[Rows from a figure dataset]
"""

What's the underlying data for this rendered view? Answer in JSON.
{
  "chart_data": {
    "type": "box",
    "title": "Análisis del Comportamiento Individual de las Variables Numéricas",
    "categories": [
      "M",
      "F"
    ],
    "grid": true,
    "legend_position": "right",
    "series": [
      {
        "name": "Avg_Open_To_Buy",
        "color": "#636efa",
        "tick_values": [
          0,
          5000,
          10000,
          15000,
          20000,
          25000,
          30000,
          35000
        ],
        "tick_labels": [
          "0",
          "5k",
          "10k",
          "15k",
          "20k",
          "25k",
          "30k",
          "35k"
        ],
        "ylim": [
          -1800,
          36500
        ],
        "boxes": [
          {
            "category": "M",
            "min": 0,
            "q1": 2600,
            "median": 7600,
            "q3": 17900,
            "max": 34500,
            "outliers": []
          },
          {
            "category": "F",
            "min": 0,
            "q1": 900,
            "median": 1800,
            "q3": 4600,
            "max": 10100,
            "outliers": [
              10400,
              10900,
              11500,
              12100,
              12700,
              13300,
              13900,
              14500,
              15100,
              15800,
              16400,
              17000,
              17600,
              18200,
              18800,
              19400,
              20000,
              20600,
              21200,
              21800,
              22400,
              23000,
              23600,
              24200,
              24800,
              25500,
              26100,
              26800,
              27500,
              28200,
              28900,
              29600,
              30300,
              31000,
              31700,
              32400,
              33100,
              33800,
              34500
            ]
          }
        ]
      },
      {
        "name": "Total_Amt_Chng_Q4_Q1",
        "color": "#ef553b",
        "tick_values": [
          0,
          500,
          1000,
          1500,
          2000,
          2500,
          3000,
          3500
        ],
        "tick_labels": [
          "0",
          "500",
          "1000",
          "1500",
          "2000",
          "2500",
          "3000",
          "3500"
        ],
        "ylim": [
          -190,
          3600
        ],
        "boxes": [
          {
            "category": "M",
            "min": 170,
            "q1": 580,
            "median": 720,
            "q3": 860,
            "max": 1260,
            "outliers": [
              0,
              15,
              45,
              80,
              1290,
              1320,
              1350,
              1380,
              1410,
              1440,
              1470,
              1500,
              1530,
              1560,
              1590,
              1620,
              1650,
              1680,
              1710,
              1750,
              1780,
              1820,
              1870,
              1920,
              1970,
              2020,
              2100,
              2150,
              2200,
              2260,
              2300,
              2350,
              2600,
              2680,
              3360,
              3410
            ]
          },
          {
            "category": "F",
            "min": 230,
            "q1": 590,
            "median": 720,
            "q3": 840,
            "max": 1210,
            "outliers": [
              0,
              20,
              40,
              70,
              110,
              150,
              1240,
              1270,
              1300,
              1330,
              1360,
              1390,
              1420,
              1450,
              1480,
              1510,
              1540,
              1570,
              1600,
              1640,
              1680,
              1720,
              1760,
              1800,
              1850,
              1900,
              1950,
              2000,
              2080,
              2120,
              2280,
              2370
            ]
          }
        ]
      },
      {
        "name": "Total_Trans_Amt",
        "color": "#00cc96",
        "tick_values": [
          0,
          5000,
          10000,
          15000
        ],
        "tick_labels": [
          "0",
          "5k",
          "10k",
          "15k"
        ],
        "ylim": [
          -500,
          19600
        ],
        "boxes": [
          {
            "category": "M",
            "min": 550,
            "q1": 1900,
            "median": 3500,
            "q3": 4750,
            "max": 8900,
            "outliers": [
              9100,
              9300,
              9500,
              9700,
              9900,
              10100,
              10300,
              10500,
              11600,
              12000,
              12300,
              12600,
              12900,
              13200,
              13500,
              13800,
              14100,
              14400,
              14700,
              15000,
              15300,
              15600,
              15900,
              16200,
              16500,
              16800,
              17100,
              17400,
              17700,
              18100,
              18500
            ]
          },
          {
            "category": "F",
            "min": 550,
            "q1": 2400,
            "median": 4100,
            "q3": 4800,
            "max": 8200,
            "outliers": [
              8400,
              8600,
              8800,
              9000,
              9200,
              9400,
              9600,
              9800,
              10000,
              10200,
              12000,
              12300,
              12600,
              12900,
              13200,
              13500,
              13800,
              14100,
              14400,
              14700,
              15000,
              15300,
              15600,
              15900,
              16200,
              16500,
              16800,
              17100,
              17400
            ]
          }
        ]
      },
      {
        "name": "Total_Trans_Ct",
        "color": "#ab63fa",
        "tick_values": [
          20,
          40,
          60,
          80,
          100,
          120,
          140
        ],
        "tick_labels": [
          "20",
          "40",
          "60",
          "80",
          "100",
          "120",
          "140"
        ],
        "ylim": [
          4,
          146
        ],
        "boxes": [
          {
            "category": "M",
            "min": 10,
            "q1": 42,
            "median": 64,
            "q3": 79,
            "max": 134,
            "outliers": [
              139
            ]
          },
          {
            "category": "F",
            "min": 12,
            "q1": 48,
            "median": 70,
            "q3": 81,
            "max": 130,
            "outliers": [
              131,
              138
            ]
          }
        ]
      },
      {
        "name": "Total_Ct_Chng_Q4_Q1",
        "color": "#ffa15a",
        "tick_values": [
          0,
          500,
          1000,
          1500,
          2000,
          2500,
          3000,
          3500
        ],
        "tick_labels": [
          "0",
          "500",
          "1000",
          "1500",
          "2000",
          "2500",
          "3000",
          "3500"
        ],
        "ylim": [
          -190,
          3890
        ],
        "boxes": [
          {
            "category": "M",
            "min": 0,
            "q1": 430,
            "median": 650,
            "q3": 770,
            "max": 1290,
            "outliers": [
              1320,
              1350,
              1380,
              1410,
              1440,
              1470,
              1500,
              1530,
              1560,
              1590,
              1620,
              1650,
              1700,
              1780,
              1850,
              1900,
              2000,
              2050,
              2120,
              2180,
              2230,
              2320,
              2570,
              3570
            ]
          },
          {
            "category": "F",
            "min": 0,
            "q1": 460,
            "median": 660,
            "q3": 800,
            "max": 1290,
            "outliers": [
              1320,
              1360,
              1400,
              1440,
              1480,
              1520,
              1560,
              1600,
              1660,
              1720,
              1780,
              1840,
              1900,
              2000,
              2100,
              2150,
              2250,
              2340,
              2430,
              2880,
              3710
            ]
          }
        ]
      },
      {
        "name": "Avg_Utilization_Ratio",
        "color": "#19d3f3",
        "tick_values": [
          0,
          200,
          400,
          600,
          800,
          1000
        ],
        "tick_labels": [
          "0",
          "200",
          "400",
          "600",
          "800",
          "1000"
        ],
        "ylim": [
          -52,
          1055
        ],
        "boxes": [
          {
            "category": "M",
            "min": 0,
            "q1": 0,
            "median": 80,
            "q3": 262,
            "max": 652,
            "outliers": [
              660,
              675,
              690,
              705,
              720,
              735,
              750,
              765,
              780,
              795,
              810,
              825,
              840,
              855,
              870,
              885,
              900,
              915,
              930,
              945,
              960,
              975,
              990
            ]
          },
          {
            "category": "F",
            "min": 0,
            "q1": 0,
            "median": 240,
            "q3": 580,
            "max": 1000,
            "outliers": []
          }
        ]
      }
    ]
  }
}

"""

### What to do:
Restate the listing in full, word for word.

### Task result:
What's the underlying data for this rendered view? Answer in JSON.
{
  "chart_data": {
    "type": "box",
    "title": "Análisis del Comportamiento Individual de las Variables Numéricas",
    "categories": [
      "M",
      "F"
    ],
    "grid": true,
    "legend_position": "right",
    "series": [
      {
        "name": "Avg_Open_To_Buy",
        "color": "#636efa",
        "tick_values": [
          0,
          5000,
          10000,
          15000,
          20000,
          25000,
          30000,
          35000
        ],
        "tick_labels": [
          "0",
          "5k",
          "10k",
          "15k",
          "20k",
          "25k",
          "30k",
          "35k"
        ],
        "ylim": [
          -1800,
          36500
        ],
        "boxes": [
          {
            "category": "M",
            "min": 0,
            "q1": 2600,
            "median": 7600,
            "q3": 17900,
            "max": 34500,
            "outliers": []
          },
          {
            "category": "F",
            "min": 0,
            "q1": 900,
            "median": 1800,
            "q3": 4600,
            "max": 10100,
            "outliers": [
              10400,
              10900,
              11500,
              12100,
              12700,
              13300,
              13900,
              14500,
              15100,
              15800,
              16400,
              17000,
              17600,
              18200,
              18800,
              19400,
              20000,
              20600,
              21200,
              21800,
              22400,
              23000,
              23600,
              24200,
              24800,
              25500,
              26100,
              26800,
              27500,
              28200,
              28900,
              29600,
              30300,
              31000,
              31700,
              32400,
              33100,
              33800,
              34500
            ]
          }
        ]
      },
      {
        "name": "Total_Amt_Chng_Q4_Q1",
        "color": "#ef553b",
        "tick_values": [
          0,
          500,
          1000,
          1500,
          2000,
          2500,
          3000,
          3500
        ],
        "tick_labels": [
          "0",
          "500",
          "1000",
          "1500",
          "2000",
          "2500",
          "3000",
          "3500"
        ],
        "ylim": [
          -190,
          3600
        ],
        "boxes": [
          {
            "category": "M",
            "min": 170,
            "q1": 580,
            "median": 720,
            "q3": 860,
            "max": 1260,
            "outliers": [
              0,
              15,
              45,
              80,
              1290,
              1320,
              1350,
              1380,
              1410,
              1440,
              1470,
              1500,
              1530,
              1560,
              1590,
              1620,
              1650,
              1680,
              1710,
              1750,
              1780,
              1820,
              1870,
              1920,
              1970,
              2020,
              2100,
              2150,
              2200,
              2260,
              2300,
              2350,
              2600,
              2680,
              3360,
              3410
            ]
          },
          {
            "category": "F",
            "min": 230,
            "q1": 590,
            "median": 720,
            "q3": 840,
            "max": 1210,
            "outliers": [
              0,
              20,
              40,
              70,
              110,
              150,
              1240,
              1270,
              1300,
              1330,
              1360,
              1390,
              1420,
              1450,
              1480,
              1510,
              1540,
              1570,
              1600,
              1640,
              1680,
              1720,
              1760,
              1800,
              1850,
              1900,
              1950,
              2000,
              2080,
              2120,
              2280,
              2370
            ]
          }
        ]
      },
      {
        "name": "Total_Trans_Amt",
        "color": "#00cc96",
        "tick_values": [
          0,
          5000,
          10000,
          15000
        ],
        "tick_labels": [
          "0",
          "5k",
          "10k",
          "15k"
        ],
        "ylim": [
          -500,
          19600
        ],
        "boxes": [
          {
            "category": "M",
            "min": 550,
            "q1": 1900,
            "median": 3500,
            "q3": 4750,
            "max": 8900,
            "outliers": [
              9100,
              9300,
              9500,
              9700,
              9900,
              10100,
              10300,
              10500,
              11600,
              12000,
              12300,
              12600,
              12900,
              13200,
              13500,
              13800,
              14100,
              14400,
              14700,
              15000,
              15300,
              15600,
              15900,
              16200,
              16500,
              16800,
              17100,
              17400,
              17700,
              18100,
              18500
            ]
          },
          {
            "category": "F",
            "min": 550,
            "q1": 2400,
            "median": 4100,
            "q3": 4800,
            "max": 8200,
            "outliers": [
              8400,
              8600,
              8800,
              9000,
              9200,
              9400,
              9600,
              9800,
              10000,
              10200,
              12000,
              12300,
              12600,
              12900,
              13200,
              13500,
              13800,
              14100,
              14400,
              14700,
              15000,
              15300,
              15600,
              15900,
              16200,
              16500,
              16800,
              17100,
              17400
            ]
          }
        ]
      },
      {
        "name": "Total_Trans_Ct",
        "color": "#ab63fa",
        "tick_values": [
          20,
          40,
          60,
          80,
          100,
          120,
          140
        ],
        "tick_labels": [
          "20",
          "40",
          "60",
          "80",
          "100",
          "120",
          "140"
        ],
        "ylim": [
          4,
          146
        ],
        "boxes": [
          {
            "category": "M",
            "min": 10,
            "q1": 42,
            "median": 64,
            "q3": 79,
            "max": 134,
            "outliers": [
              139
            ]
          },
          {
            "category": "F",
            "min": 12,
            "q1": 48,
            "median": 70,
            "q3": 81,
            "max": 130,
            "outliers": [
              131,
              138
            ]
          }
        ]
      },
      {
        "name": "Total_Ct_Chng_Q4_Q1",
        "color": "#ffa15a",
        "tick_values": [
          0,
          500,
          1000,
          1500,
          2000,
          2500,
          3000,
          3500
        ],
        "tick_labels": [
          "0",
          "500",
          "1000",
          "1500",
          "2000",
          "2500",
          "3000",
          "3500"
        ],
        "ylim": [
          -190,
          3890
        ],
        "boxes": [
          {
            "category": "M",
            "min": 0,
            "q1": 430,
            "median": 650,
            "q3": 770,
            "max": 1290,
            "outliers": [
              1320,
              1350,
              1380,
              1410,
              1440,
              1470,
              1500,
              1530,
              1560,
              1590,
              1620,
              1650,
              1700,
              1780,
              1850,
              1900,
              2000,
              2050,
              2120,
              2180,
              2230,
              2320,
              2570,
              3570
            ]
          },
          {
            "category": "F",
            "min": 0,
            "q1": 460,
            "median": 660,
            "q3": 800,
            "max": 1290,
            "outliers": [
              1320,
              1360,
              1400,
              1440,
              1480,
              1520,
              1560,
              1600,
              1660,
              1720,
              1780,
              1840,
              1900,
              2000,
              2100,
              2150,
              2250,
              2340,
              2430,
              2880,
              3710
            ]
          }
        ]
      },
      {
        "name": "Avg_Utilization_Ratio",
        "color": "#19d3f3",
        "tick_values": [
          0,
          200,
          400,
          600,
          800,
          1000
        ],
        "tick_labels": [
          "0",
          "200",
          "400",
          "600",
          "800",
          "1000"
        ],
        "ylim": [
          -52,
          1055
        ],
        "boxes": [
          {
            "category": "M",
            "min": 0,
            "q1": 0,
            "median": 80,
            "q3": 262,
            "max": 652,
            "outliers": [
              660,
              675,
              690,
              705,
              720,
              735,
              750,
              765,
              780,
              795,
              810,
              825,
              840,
              855,
              870,
              885,
              900,
              915,
              930,
              945,
              960,
              975,
              990
            ]
          },
          {
            "category": "F",
            "min": 0,
            "q1": 0,
            "median": 240,
            "q3": 580,
            "max": 1000,
            "outliers": []
          }
        ]
      }
    ]
  }
}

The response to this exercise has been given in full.